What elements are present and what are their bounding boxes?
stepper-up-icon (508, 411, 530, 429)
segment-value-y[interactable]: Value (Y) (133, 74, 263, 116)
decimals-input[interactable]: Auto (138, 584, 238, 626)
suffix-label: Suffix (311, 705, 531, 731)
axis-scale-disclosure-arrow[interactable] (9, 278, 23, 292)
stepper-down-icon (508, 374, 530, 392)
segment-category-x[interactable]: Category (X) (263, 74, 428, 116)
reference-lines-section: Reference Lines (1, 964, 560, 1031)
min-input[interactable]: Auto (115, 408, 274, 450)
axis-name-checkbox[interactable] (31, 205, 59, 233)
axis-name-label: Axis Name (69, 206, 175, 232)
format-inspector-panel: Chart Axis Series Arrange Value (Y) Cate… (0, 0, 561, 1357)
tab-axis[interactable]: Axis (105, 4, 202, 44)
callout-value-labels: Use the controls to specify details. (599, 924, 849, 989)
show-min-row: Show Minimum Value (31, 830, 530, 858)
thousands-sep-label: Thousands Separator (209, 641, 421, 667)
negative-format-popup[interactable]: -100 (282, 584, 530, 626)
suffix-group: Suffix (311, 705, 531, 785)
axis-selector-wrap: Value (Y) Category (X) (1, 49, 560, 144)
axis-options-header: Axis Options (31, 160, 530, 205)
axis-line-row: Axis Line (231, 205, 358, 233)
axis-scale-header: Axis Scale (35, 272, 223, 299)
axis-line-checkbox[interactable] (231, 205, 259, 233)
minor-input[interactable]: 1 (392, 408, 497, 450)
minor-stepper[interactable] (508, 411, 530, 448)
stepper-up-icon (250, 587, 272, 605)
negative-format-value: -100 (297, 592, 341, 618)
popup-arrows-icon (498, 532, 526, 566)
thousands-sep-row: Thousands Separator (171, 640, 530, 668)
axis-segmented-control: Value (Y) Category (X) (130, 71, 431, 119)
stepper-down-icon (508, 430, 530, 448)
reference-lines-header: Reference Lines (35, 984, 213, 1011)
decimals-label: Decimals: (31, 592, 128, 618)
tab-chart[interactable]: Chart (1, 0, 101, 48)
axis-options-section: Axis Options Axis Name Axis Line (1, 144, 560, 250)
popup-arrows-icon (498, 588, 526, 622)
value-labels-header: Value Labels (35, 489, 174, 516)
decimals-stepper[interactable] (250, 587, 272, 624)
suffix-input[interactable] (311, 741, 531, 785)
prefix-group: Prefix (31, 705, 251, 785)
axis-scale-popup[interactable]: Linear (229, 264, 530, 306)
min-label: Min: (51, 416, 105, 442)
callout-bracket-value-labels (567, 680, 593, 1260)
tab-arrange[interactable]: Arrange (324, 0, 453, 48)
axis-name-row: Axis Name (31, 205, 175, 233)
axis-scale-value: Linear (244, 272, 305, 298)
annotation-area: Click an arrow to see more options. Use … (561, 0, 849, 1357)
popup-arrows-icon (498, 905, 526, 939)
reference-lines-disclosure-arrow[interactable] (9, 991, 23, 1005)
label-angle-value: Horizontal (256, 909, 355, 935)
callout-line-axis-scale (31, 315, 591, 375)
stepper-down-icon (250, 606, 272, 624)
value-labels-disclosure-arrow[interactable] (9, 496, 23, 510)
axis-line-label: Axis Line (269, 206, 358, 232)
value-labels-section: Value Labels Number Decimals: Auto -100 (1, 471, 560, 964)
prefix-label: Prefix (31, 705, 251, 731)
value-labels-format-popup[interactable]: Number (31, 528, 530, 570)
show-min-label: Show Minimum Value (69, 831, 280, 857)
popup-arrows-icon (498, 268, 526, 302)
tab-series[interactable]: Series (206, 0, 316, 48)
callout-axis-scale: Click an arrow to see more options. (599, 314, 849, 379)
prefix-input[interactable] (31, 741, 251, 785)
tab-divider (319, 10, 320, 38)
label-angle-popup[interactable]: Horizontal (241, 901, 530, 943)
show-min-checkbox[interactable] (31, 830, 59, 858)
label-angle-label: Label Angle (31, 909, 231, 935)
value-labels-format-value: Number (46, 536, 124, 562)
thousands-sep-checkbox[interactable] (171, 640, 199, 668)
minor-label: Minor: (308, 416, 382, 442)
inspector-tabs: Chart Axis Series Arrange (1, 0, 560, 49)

★ ★ ★ ★

- SHORT TASK
Copy every line of the entries above verbatim.

- COMPLETE OUTPUT
What elements are present and what are their bounding boxes?
stepper-up-icon (508, 411, 530, 429)
segment-value-y[interactable]: Value (Y) (133, 74, 263, 116)
decimals-input[interactable]: Auto (138, 584, 238, 626)
suffix-label: Suffix (311, 705, 531, 731)
axis-scale-disclosure-arrow[interactable] (9, 278, 23, 292)
stepper-down-icon (508, 374, 530, 392)
segment-category-x[interactable]: Category (X) (263, 74, 428, 116)
reference-lines-section: Reference Lines (1, 964, 560, 1031)
min-input[interactable]: Auto (115, 408, 274, 450)
axis-name-checkbox[interactable] (31, 205, 59, 233)
axis-name-label: Axis Name (69, 206, 175, 232)
format-inspector-panel: Chart Axis Series Arrange Value (Y) Cate… (0, 0, 561, 1357)
tab-axis[interactable]: Axis (105, 4, 202, 44)
callout-value-labels: Use the controls to specify details. (599, 924, 849, 989)
show-min-row: Show Minimum Value (31, 830, 530, 858)
thousands-sep-label: Thousands Separator (209, 641, 421, 667)
negative-format-popup[interactable]: -100 (282, 584, 530, 626)
suffix-group: Suffix (311, 705, 531, 785)
axis-selector-wrap: Value (Y) Category (X) (1, 49, 560, 144)
axis-options-header: Axis Options (31, 160, 530, 205)
axis-line-row: Axis Line (231, 205, 358, 233)
axis-scale-header: Axis Scale (35, 272, 223, 299)
axis-line-checkbox[interactable] (231, 205, 259, 233)
minor-input[interactable]: 1 (392, 408, 497, 450)
minor-stepper[interactable] (508, 411, 530, 448)
stepper-up-icon (250, 587, 272, 605)
negative-format-value: -100 (297, 592, 341, 618)
popup-arrows-icon (498, 532, 526, 566)
thousands-sep-row: Thousands Separator (171, 640, 530, 668)
axis-segmented-control: Value (Y) Category (X) (130, 71, 431, 119)
stepper-down-icon (508, 430, 530, 448)
reference-lines-header: Reference Lines (35, 984, 213, 1011)
decimals-label: Decimals: (31, 592, 128, 618)
tab-chart[interactable]: Chart (1, 0, 101, 48)
axis-options-section: Axis Options Axis Name Axis Line (1, 144, 560, 250)
popup-arrows-icon (498, 588, 526, 622)
value-labels-header: Value Labels (35, 489, 174, 516)
decimals-stepper[interactable] (250, 587, 272, 624)
suffix-input[interactable] (311, 741, 531, 785)
prefix-group: Prefix (31, 705, 251, 785)
axis-scale-popup[interactable]: Linear (229, 264, 530, 306)
min-label: Min: (51, 416, 105, 442)
callout-bracket-value-labels (567, 680, 593, 1260)
tab-arrange[interactable]: Arrange (324, 0, 453, 48)
axis-name-row: Axis Name (31, 205, 175, 233)
axis-scale-value: Linear (244, 272, 305, 298)
annotation-area: Click an arrow to see more options. Use … (561, 0, 849, 1357)
popup-arrows-icon (498, 905, 526, 939)
reference-lines-disclosure-arrow[interactable] (9, 991, 23, 1005)
label-angle-value: Horizontal (256, 909, 355, 935)
callout-line-axis-scale (31, 315, 591, 375)
stepper-down-icon (250, 606, 272, 624)
value-labels-disclosure-arrow[interactable] (9, 496, 23, 510)
axis-line-label: Axis Line (269, 206, 358, 232)
value-labels-section: Value Labels Number Decimals: Auto -100 (1, 471, 560, 964)
prefix-label: Prefix (31, 705, 251, 731)
value-labels-format-popup[interactable]: Number (31, 528, 530, 570)
show-min-label: Show Minimum Value (69, 831, 280, 857)
popup-arrows-icon (498, 268, 526, 302)
tab-series[interactable]: Series (206, 0, 316, 48)
callout-axis-scale: Click an arrow to see more options. (599, 314, 849, 379)
prefix-input[interactable] (31, 741, 251, 785)
tab-divider (319, 10, 320, 38)
label-angle-popup[interactable]: Horizontal (241, 901, 530, 943)
show-min-checkbox[interactable] (31, 830, 59, 858)
label-angle-label: Label Angle (31, 909, 231, 935)
value-labels-format-value: Number (46, 536, 124, 562)
thousands-sep-checkbox[interactable] (171, 640, 199, 668)
minor-label: Minor: (308, 416, 382, 442)
inspector-tabs: Chart Axis Series Arrange (1, 0, 560, 49)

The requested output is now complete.